__Records shown__.

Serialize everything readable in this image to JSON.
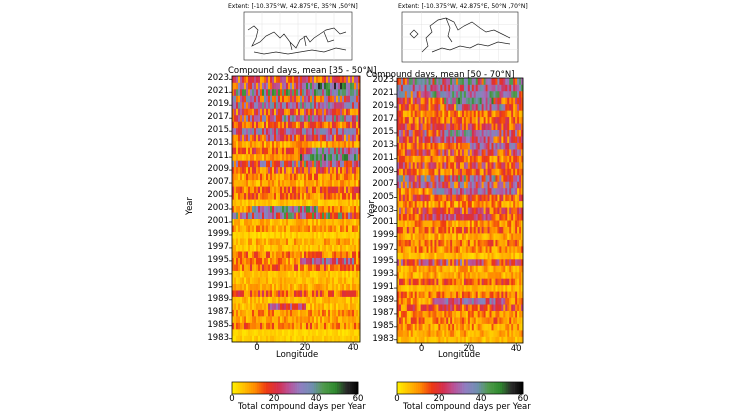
{
  "colors": {
    "scale": [
      "#fff200",
      "#ffc000",
      "#ff8c00",
      "#ee3a12",
      "#d62d4b",
      "#b8539a",
      "#8e7fc2",
      "#6f8fb0",
      "#4f9a4b",
      "#2f8a2f",
      "#2a2a2a",
      "#000000"
    ]
  },
  "chart_data": [
    {
      "type": "heatmap",
      "panel": "left",
      "extent_label": "Extent: [-10.375°W, 42.875°E, 35°N ,50°N]",
      "title": "Compound days, mean [35 - 50°N]",
      "xlabel": "Longitude",
      "ylabel": "Year",
      "xlim": [
        -10.375,
        42.875
      ],
      "ylim": [
        1983,
        2023
      ],
      "xticks": [
        0,
        20,
        40
      ],
      "yticks": [
        "1983",
        "1985",
        "1987",
        "1989",
        "1991",
        "1993",
        "1995",
        "1997",
        "1999",
        "2001",
        "2003",
        "2005",
        "2007",
        "2009",
        "2011",
        "2013",
        "2015",
        "2017",
        "2019",
        "2021",
        "2023"
      ],
      "row_means": [
        4,
        3,
        12,
        8,
        10,
        6,
        6,
        14,
        7,
        6,
        5,
        13,
        10,
        12,
        6,
        8,
        4,
        9,
        7,
        28,
        10,
        5,
        12,
        14,
        8,
        11,
        16,
        26,
        8,
        15,
        9,
        20,
        24,
        14,
        22,
        18,
        28,
        24,
        30,
        22,
        18
      ],
      "hot_spans": [
        [
          2003,
          -2,
          25,
          36
        ],
        [
          2011,
          18,
          42,
          40
        ],
        [
          2012,
          22,
          42,
          34
        ],
        [
          2015,
          -10,
          42,
          30
        ],
        [
          2017,
          10,
          42,
          34
        ],
        [
          2019,
          0,
          42,
          32
        ],
        [
          2021,
          20,
          42,
          38
        ],
        [
          2022,
          20,
          40,
          44
        ],
        [
          1995,
          18,
          40,
          30
        ],
        [
          1988,
          5,
          20,
          26
        ]
      ],
      "colorbar": {
        "label": "Total compound days per Year",
        "ticks": [
          "0",
          "20",
          "40",
          "60"
        ],
        "range": [
          0,
          60
        ]
      }
    },
    {
      "type": "heatmap",
      "panel": "right",
      "extent_label": "Extent: [-10.375°W, 42.875°E, 50°N ,70°N]",
      "title": "Compound days, mean [50 - 70°N]",
      "xlabel": "Longitude",
      "ylabel": "Year",
      "xlim": [
        -10.375,
        42.875
      ],
      "ylim": [
        1983,
        2023
      ],
      "xticks": [
        0,
        20,
        40
      ],
      "yticks": [
        "1983",
        "1985",
        "1987",
        "1989",
        "1991",
        "1993",
        "1995",
        "1997",
        "1999",
        "2001",
        "2003",
        "2005",
        "2007",
        "2009",
        "2011",
        "2013",
        "2015",
        "2017",
        "2019",
        "2021",
        "2023"
      ],
      "row_means": [
        6,
        8,
        10,
        12,
        10,
        16,
        10,
        12,
        6,
        14,
        8,
        8,
        20,
        6,
        10,
        12,
        8,
        14,
        10,
        12,
        18,
        10,
        16,
        10,
        22,
        26,
        14,
        18,
        12,
        20,
        14,
        16,
        22,
        18,
        14,
        12,
        18,
        16,
        24,
        30,
        28
      ],
      "hot_spans": [
        [
          1989,
          5,
          35,
          30
        ],
        [
          2002,
          0,
          30,
          24
        ],
        [
          2006,
          5,
          40,
          30
        ],
        [
          2014,
          0,
          30,
          26
        ],
        [
          2015,
          10,
          30,
          34
        ],
        [
          2019,
          15,
          35,
          32
        ],
        [
          2020,
          10,
          30,
          40
        ],
        [
          2021,
          0,
          40,
          36
        ],
        [
          2022,
          -10,
          42,
          30
        ],
        [
          2013,
          20,
          40,
          28
        ]
      ],
      "colorbar": {
        "label": "Total compound days per Year",
        "ticks": [
          "0",
          "20",
          "40",
          "60"
        ],
        "range": [
          0,
          60
        ]
      }
    }
  ]
}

__Short exercise__.
Print each of the records above exactly as written, leaving no picture in the copy.

__Exercise result__.
Serialize everything readable in this image to JSON.
{
  "colors": {
    "scale": [
      "#fff200",
      "#ffc000",
      "#ff8c00",
      "#ee3a12",
      "#d62d4b",
      "#b8539a",
      "#8e7fc2",
      "#6f8fb0",
      "#4f9a4b",
      "#2f8a2f",
      "#2a2a2a",
      "#000000"
    ]
  },
  "chart_data": [
    {
      "type": "heatmap",
      "panel": "left",
      "extent_label": "Extent: [-10.375°W, 42.875°E, 35°N ,50°N]",
      "title": "Compound days, mean [35 - 50°N]",
      "xlabel": "Longitude",
      "ylabel": "Year",
      "xlim": [
        -10.375,
        42.875
      ],
      "ylim": [
        1983,
        2023
      ],
      "xticks": [
        0,
        20,
        40
      ],
      "yticks": [
        "1983",
        "1985",
        "1987",
        "1989",
        "1991",
        "1993",
        "1995",
        "1997",
        "1999",
        "2001",
        "2003",
        "2005",
        "2007",
        "2009",
        "2011",
        "2013",
        "2015",
        "2017",
        "2019",
        "2021",
        "2023"
      ],
      "row_means": [
        4,
        3,
        12,
        8,
        10,
        6,
        6,
        14,
        7,
        6,
        5,
        13,
        10,
        12,
        6,
        8,
        4,
        9,
        7,
        28,
        10,
        5,
        12,
        14,
        8,
        11,
        16,
        26,
        8,
        15,
        9,
        20,
        24,
        14,
        22,
        18,
        28,
        24,
        30,
        22,
        18
      ],
      "hot_spans": [
        [
          2003,
          -2,
          25,
          36
        ],
        [
          2011,
          18,
          42,
          40
        ],
        [
          2012,
          22,
          42,
          34
        ],
        [
          2015,
          -10,
          42,
          30
        ],
        [
          2017,
          10,
          42,
          34
        ],
        [
          2019,
          0,
          42,
          32
        ],
        [
          2021,
          20,
          42,
          38
        ],
        [
          2022,
          20,
          40,
          44
        ],
        [
          1995,
          18,
          40,
          30
        ],
        [
          1988,
          5,
          20,
          26
        ]
      ],
      "colorbar": {
        "label": "Total compound days per Year",
        "ticks": [
          "0",
          "20",
          "40",
          "60"
        ],
        "range": [
          0,
          60
        ]
      }
    },
    {
      "type": "heatmap",
      "panel": "right",
      "extent_label": "Extent: [-10.375°W, 42.875°E, 50°N ,70°N]",
      "title": "Compound days, mean [50 - 70°N]",
      "xlabel": "Longitude",
      "ylabel": "Year",
      "xlim": [
        -10.375,
        42.875
      ],
      "ylim": [
        1983,
        2023
      ],
      "xticks": [
        0,
        20,
        40
      ],
      "yticks": [
        "1983",
        "1985",
        "1987",
        "1989",
        "1991",
        "1993",
        "1995",
        "1997",
        "1999",
        "2001",
        "2003",
        "2005",
        "2007",
        "2009",
        "2011",
        "2013",
        "2015",
        "2017",
        "2019",
        "2021",
        "2023"
      ],
      "row_means": [
        6,
        8,
        10,
        12,
        10,
        16,
        10,
        12,
        6,
        14,
        8,
        8,
        20,
        6,
        10,
        12,
        8,
        14,
        10,
        12,
        18,
        10,
        16,
        10,
        22,
        26,
        14,
        18,
        12,
        20,
        14,
        16,
        22,
        18,
        14,
        12,
        18,
        16,
        24,
        30,
        28
      ],
      "hot_spans": [
        [
          1989,
          5,
          35,
          30
        ],
        [
          2002,
          0,
          30,
          24
        ],
        [
          2006,
          5,
          40,
          30
        ],
        [
          2014,
          0,
          30,
          26
        ],
        [
          2015,
          10,
          30,
          34
        ],
        [
          2019,
          15,
          35,
          32
        ],
        [
          2020,
          10,
          30,
          40
        ],
        [
          2021,
          0,
          40,
          36
        ],
        [
          2022,
          -10,
          42,
          30
        ],
        [
          2013,
          20,
          40,
          28
        ]
      ],
      "colorbar": {
        "label": "Total compound days per Year",
        "ticks": [
          "0",
          "20",
          "40",
          "60"
        ],
        "range": [
          0,
          60
        ]
      }
    }
  ]
}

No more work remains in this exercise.